[EXERCISE PROMPT] Gather up the lines that contain "أخرجه".

[GIVEN DATA]
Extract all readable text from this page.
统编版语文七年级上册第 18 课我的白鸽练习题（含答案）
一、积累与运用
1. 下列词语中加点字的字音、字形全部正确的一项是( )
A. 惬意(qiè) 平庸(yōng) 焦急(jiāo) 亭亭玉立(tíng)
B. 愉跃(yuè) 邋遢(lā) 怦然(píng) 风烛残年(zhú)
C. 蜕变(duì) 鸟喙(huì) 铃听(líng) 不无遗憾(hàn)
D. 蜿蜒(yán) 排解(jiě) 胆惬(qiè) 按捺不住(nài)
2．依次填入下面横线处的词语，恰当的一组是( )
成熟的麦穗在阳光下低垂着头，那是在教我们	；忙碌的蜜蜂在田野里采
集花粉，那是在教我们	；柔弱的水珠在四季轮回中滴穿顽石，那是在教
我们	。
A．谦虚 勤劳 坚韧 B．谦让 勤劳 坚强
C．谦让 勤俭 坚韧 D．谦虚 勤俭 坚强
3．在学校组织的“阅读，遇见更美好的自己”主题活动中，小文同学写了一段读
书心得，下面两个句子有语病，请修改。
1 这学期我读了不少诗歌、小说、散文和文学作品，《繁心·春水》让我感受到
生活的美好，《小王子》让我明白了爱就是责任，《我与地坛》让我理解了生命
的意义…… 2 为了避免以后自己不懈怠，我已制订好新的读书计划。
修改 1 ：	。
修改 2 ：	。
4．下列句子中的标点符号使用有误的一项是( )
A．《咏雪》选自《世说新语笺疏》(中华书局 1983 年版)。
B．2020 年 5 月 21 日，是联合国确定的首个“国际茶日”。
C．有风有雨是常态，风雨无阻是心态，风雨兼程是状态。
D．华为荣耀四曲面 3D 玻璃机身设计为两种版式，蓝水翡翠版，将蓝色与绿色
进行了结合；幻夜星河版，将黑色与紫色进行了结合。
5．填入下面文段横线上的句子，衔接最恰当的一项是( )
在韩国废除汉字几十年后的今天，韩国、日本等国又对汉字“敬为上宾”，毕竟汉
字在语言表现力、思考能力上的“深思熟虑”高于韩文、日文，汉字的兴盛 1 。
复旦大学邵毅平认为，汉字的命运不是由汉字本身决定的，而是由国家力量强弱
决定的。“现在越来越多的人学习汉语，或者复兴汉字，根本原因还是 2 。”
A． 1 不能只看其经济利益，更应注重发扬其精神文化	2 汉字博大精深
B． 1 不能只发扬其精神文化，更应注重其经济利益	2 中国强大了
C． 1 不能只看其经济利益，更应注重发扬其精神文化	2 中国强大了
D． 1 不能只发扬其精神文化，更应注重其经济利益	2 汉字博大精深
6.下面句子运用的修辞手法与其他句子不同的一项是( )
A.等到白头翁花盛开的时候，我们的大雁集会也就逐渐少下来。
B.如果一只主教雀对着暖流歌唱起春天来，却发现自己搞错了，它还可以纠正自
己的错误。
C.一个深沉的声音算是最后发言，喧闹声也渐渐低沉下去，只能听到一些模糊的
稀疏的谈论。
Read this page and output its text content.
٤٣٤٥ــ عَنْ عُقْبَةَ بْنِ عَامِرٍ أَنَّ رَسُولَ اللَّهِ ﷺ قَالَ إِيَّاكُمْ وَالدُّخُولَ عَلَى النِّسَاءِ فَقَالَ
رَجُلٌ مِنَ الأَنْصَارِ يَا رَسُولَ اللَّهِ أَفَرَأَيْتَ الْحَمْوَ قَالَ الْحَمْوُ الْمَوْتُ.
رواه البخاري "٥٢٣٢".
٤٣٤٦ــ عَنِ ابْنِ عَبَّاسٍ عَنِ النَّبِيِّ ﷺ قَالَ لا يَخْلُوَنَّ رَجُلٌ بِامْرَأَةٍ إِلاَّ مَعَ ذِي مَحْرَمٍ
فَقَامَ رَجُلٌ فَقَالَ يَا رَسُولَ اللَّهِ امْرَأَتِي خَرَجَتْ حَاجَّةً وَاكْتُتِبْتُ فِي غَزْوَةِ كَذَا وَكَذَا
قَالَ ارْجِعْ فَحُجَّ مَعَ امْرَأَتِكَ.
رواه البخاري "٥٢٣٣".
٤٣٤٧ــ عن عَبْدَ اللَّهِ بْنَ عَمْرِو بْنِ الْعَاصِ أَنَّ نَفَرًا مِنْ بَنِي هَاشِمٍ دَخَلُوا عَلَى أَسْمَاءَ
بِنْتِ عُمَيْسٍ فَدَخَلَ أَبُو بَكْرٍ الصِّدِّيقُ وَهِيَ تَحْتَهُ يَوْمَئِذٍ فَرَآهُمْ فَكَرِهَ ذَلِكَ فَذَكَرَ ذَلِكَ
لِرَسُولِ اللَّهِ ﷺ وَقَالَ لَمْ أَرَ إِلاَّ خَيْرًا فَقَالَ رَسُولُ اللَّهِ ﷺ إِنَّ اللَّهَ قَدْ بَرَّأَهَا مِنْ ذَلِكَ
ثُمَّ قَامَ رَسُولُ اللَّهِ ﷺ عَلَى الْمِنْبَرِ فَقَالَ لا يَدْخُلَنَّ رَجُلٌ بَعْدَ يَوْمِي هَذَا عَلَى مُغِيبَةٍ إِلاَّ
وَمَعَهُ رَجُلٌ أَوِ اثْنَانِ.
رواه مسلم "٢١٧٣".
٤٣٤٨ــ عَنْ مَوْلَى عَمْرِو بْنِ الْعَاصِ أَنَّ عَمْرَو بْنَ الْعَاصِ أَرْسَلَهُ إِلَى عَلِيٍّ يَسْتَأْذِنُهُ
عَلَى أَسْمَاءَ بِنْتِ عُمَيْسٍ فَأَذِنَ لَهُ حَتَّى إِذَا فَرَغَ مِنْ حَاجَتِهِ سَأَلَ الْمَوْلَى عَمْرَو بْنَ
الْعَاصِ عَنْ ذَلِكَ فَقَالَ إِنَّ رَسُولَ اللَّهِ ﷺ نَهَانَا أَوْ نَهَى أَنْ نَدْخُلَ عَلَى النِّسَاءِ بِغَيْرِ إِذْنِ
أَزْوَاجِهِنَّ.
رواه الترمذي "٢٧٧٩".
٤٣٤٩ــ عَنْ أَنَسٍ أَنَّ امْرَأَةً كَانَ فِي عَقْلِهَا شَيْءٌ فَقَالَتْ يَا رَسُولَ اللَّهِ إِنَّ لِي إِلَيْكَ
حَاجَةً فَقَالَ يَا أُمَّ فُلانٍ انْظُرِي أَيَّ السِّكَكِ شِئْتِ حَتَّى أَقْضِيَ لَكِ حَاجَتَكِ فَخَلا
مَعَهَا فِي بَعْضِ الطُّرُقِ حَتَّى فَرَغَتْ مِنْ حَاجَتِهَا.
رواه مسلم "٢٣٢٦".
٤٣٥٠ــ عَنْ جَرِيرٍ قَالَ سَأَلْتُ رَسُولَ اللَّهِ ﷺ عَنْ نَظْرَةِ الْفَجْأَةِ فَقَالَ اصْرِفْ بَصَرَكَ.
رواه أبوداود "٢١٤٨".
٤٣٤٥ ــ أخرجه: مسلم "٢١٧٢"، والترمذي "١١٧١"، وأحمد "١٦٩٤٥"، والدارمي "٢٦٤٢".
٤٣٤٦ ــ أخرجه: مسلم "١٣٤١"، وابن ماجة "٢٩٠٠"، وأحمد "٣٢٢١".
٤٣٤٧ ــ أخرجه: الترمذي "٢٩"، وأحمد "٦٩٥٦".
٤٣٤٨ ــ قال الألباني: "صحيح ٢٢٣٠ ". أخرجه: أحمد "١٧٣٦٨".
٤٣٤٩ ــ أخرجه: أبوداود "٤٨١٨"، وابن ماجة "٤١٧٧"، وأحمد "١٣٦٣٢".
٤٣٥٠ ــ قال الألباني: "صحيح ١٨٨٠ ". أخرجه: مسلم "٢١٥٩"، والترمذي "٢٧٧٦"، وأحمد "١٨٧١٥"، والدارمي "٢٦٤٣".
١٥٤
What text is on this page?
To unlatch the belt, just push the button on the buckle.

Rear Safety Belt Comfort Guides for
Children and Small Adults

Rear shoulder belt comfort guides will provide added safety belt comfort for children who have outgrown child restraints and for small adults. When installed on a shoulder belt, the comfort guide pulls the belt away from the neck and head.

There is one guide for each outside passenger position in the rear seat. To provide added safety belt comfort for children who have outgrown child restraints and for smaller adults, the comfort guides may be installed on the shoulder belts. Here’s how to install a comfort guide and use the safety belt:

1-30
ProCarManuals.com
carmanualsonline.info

[SOLUTION TO THE EXERCISE]
٤٣٤٥ ــ أخرجه: مسلم "٢١٧٢"، والترمذي "١١٧١"، وأحمد "١٦٩٤٥"، والدارمي "٢٦٤٢".
٤٣٤٦ ــ أخرجه: مسلم "١٣٤١"، وابن ماجة "٢٩٠٠"، وأحمد "٣٢٢١".
٤٣٤٧ ــ أخرجه: الترمذي "٢٩"، وأحمد "٦٩٥٦".
٤٣٤٨ ــ قال الألباني: "صحيح ٢٢٣٠ ". أخرجه: أحمد "١٧٣٦٨".
٤٣٤٩ ــ أخرجه: أبوداود "٤٨١٨"، وابن ماجة "٤١٧٧"، وأحمد "١٣٦٣٢".
٤٣٥٠ ــ قال الألباني: "صحيح ١٨٨٠ ". أخرجه: مسلم "٢١٥٩"، والترمذي "٢٧٧٦"، وأحمد "١٨٧١٥"، والدارمي "٢٦٤٣".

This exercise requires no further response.